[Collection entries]
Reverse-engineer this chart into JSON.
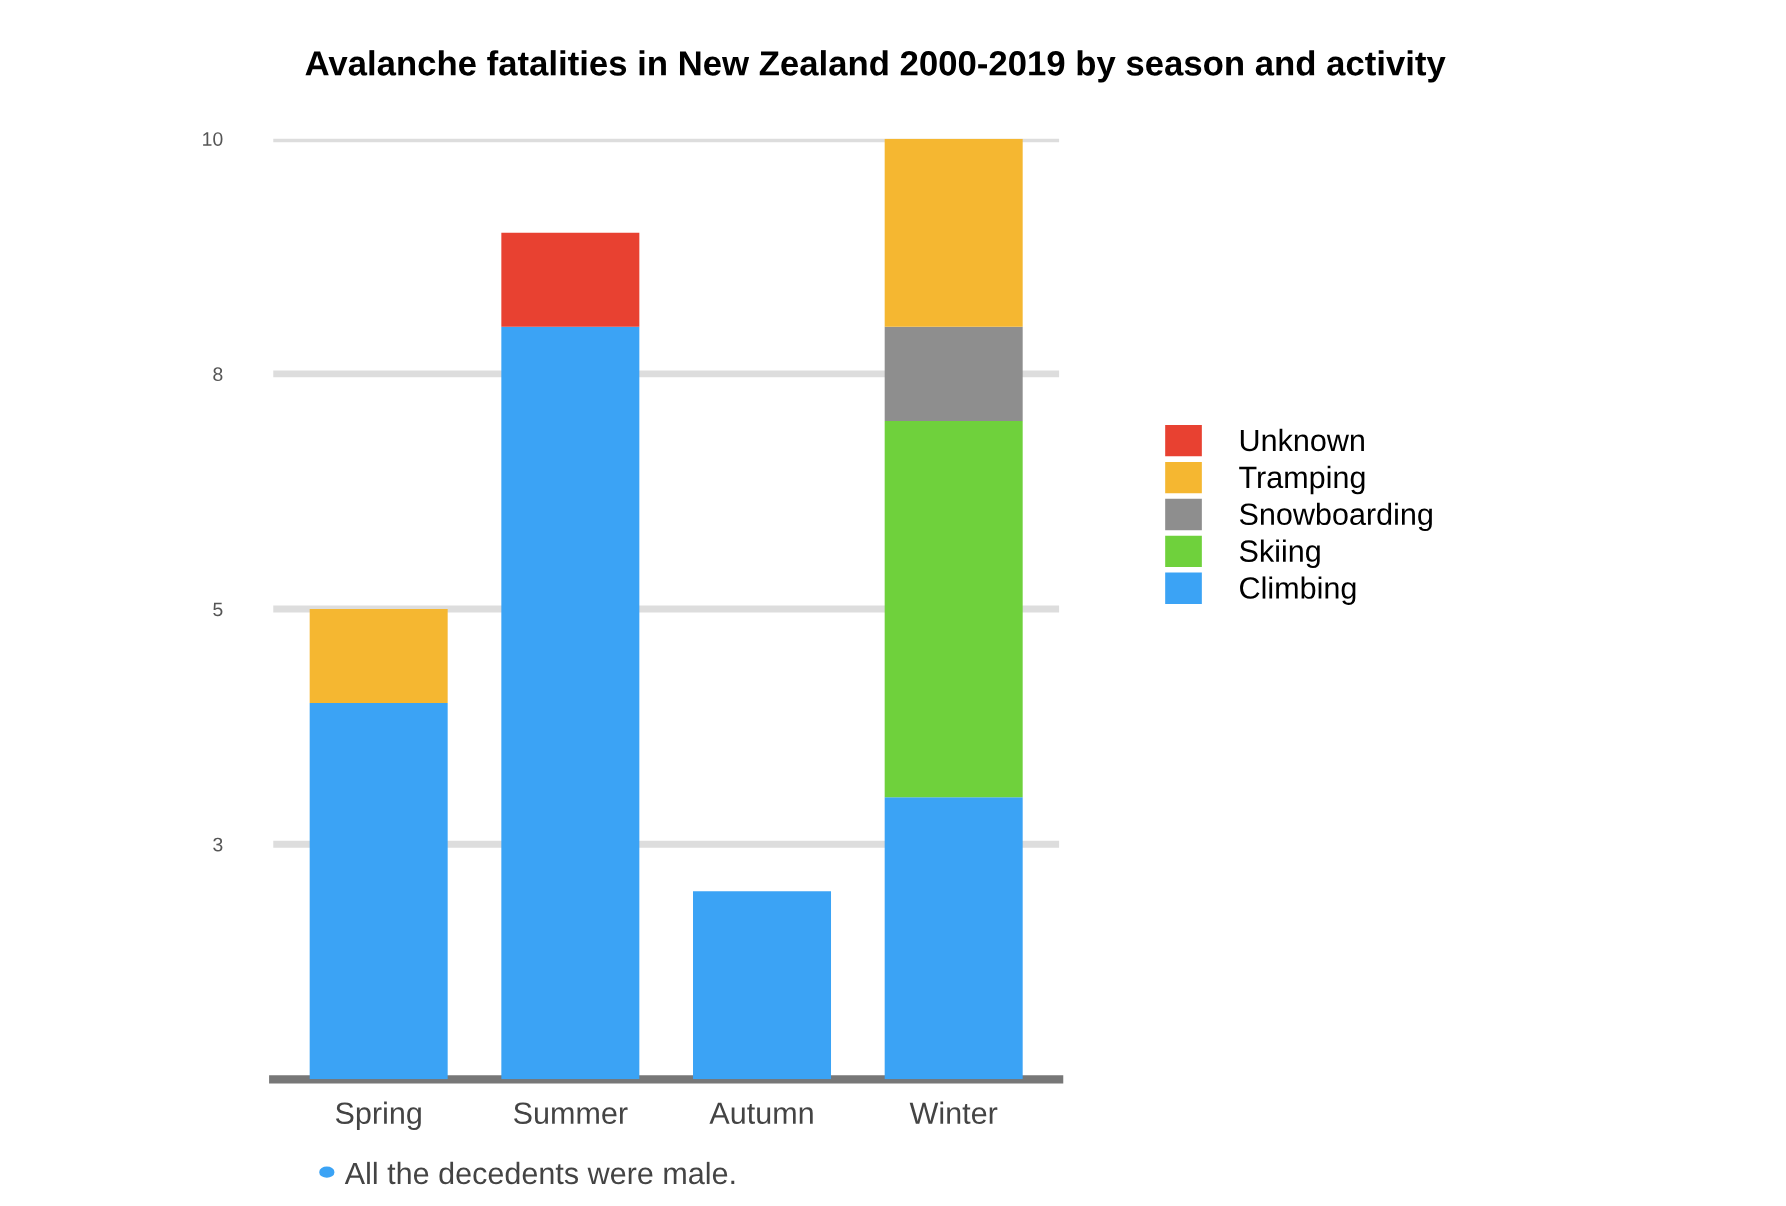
{
  "chart_data": {
    "type": "bar",
    "title": "Avalanche fatalities in New Zealand 2000-2019 by season and activity",
    "categories": [
      "Spring",
      "Summer",
      "Autumn",
      "Winter"
    ],
    "stacked": true,
    "series": [
      {
        "name": "Climbing",
        "color": "#3ba3f5",
        "values": [
          4,
          8,
          2,
          3
        ]
      },
      {
        "name": "Skiing",
        "color": "#6fd13c",
        "values": [
          0,
          0,
          0,
          4
        ]
      },
      {
        "name": "Snowboarding",
        "color": "#8e8e8e",
        "values": [
          0,
          0,
          0,
          1
        ]
      },
      {
        "name": "Tramping",
        "color": "#f5b731",
        "values": [
          1,
          0,
          0,
          2
        ]
      },
      {
        "name": "Unknown",
        "color": "#e84131",
        "values": [
          0,
          1,
          0,
          0
        ]
      }
    ],
    "ylim": [
      0,
      10
    ],
    "yticks": [
      {
        "value": 2.5,
        "label": "3"
      },
      {
        "value": 5,
        "label": "5"
      },
      {
        "value": 7.5,
        "label": "8"
      },
      {
        "value": 10,
        "label": "10"
      }
    ],
    "grid": "y",
    "legend": "right",
    "annotations": [
      "All the decedents were male."
    ]
  }
}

__Short exercise__:
How many lines of the records contain the string "name"? Respond with the number alone.

__Solution to the problem__:
5